Task to carry out: Copy every line of the entries that includes the word "into".

Material supplied:
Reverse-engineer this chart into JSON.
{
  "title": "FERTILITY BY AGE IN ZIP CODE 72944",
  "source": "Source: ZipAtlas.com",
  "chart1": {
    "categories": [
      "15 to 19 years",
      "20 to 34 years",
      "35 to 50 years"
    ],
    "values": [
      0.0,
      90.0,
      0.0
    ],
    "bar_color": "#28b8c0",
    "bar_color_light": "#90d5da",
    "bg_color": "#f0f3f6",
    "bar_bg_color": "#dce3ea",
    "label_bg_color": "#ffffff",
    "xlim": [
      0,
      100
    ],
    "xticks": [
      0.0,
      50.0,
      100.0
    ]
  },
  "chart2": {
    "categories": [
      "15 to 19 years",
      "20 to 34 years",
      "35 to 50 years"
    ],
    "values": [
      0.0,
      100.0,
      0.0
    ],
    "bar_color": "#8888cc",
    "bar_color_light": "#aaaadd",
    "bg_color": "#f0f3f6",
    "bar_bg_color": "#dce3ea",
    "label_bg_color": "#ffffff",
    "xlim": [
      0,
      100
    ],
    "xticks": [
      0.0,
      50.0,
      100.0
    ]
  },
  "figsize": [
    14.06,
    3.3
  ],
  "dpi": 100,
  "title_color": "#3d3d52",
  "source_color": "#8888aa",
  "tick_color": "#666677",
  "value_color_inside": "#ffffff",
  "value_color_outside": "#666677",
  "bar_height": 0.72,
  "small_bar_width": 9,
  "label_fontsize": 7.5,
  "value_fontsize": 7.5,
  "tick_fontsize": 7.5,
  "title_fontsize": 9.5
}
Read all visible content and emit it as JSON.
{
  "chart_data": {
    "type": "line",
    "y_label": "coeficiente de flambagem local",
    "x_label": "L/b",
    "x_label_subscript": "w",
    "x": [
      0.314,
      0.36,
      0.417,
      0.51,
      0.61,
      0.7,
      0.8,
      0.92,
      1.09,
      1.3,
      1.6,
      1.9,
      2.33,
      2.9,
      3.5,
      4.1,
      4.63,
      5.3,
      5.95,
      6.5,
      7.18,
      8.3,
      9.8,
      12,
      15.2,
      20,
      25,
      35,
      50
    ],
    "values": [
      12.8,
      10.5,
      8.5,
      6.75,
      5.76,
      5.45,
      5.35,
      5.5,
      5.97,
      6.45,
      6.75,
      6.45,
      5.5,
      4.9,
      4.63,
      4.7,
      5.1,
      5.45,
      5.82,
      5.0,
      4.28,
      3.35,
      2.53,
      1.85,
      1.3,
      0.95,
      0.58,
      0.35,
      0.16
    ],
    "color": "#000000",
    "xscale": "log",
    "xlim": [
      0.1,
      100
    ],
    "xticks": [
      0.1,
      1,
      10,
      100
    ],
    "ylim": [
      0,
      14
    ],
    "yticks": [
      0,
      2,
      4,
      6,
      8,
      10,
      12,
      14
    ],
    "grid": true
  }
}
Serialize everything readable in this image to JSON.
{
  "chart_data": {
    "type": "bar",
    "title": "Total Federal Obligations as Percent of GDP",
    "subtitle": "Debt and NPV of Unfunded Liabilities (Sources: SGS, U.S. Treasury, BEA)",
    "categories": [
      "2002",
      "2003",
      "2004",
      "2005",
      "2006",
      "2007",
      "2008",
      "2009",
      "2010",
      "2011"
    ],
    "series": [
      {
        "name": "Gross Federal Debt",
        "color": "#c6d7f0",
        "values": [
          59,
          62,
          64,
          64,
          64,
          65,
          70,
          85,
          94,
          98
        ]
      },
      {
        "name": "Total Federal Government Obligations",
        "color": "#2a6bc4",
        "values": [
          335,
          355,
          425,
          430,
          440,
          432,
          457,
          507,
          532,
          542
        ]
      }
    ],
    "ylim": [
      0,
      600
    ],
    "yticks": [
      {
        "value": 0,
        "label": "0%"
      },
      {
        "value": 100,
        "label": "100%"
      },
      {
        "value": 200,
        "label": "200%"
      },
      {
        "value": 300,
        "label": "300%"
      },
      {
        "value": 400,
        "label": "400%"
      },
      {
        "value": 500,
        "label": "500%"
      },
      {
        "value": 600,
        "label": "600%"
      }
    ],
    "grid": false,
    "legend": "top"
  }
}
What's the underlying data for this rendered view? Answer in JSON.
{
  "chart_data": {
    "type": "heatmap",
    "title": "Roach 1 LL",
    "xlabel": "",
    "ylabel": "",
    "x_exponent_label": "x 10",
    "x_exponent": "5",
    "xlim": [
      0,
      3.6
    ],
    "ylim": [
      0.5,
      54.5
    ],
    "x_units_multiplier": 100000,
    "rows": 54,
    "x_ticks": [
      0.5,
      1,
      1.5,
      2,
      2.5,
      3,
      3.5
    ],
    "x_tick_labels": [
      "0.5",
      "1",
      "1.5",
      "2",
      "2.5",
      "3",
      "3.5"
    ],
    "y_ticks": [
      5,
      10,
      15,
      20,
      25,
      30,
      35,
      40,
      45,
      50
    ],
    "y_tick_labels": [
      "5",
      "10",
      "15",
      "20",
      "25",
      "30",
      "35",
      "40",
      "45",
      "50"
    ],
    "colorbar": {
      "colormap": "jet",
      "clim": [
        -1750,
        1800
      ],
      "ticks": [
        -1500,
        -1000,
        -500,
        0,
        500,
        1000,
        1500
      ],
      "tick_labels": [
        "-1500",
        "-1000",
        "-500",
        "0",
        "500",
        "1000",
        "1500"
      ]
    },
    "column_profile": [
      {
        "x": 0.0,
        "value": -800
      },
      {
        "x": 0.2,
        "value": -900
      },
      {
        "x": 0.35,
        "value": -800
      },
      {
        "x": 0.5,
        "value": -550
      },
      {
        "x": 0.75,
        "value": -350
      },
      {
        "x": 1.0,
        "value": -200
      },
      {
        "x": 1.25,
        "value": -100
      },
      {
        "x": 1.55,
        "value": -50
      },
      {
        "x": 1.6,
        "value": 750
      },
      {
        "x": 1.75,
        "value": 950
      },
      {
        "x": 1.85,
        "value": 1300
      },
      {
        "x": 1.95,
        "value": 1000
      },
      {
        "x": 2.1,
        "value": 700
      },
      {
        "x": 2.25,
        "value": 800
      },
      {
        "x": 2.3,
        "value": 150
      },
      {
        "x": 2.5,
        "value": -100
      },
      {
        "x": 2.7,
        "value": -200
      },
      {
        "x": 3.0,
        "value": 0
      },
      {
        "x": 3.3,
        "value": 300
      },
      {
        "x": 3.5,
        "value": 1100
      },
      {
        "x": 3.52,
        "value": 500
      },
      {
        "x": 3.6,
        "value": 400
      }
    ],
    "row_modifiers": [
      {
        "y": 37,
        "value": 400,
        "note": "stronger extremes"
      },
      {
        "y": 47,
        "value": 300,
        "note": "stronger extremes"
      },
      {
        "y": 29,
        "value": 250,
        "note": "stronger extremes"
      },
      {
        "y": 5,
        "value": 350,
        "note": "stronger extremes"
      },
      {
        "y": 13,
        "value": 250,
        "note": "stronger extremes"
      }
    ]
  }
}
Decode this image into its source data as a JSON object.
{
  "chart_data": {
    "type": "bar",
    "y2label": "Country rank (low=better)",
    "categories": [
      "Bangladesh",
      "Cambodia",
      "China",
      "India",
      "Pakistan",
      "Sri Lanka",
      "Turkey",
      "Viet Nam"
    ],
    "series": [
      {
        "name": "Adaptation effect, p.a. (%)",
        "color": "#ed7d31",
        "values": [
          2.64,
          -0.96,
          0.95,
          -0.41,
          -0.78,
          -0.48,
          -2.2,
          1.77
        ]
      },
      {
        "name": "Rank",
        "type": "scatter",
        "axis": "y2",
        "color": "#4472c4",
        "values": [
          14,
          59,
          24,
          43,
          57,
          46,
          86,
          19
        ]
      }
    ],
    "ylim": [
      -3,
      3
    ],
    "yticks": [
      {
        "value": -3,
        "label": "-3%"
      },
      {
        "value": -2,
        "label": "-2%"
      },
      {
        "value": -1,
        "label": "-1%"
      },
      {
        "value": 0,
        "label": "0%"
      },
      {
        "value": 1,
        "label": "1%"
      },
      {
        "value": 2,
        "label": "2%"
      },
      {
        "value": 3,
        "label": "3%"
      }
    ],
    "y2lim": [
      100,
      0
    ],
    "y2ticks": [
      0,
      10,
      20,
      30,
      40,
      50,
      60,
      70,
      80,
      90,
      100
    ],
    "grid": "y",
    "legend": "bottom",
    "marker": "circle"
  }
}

Result:
Reverse-engineer this chart into JSON.
Decode this image into its source data as a JSON object.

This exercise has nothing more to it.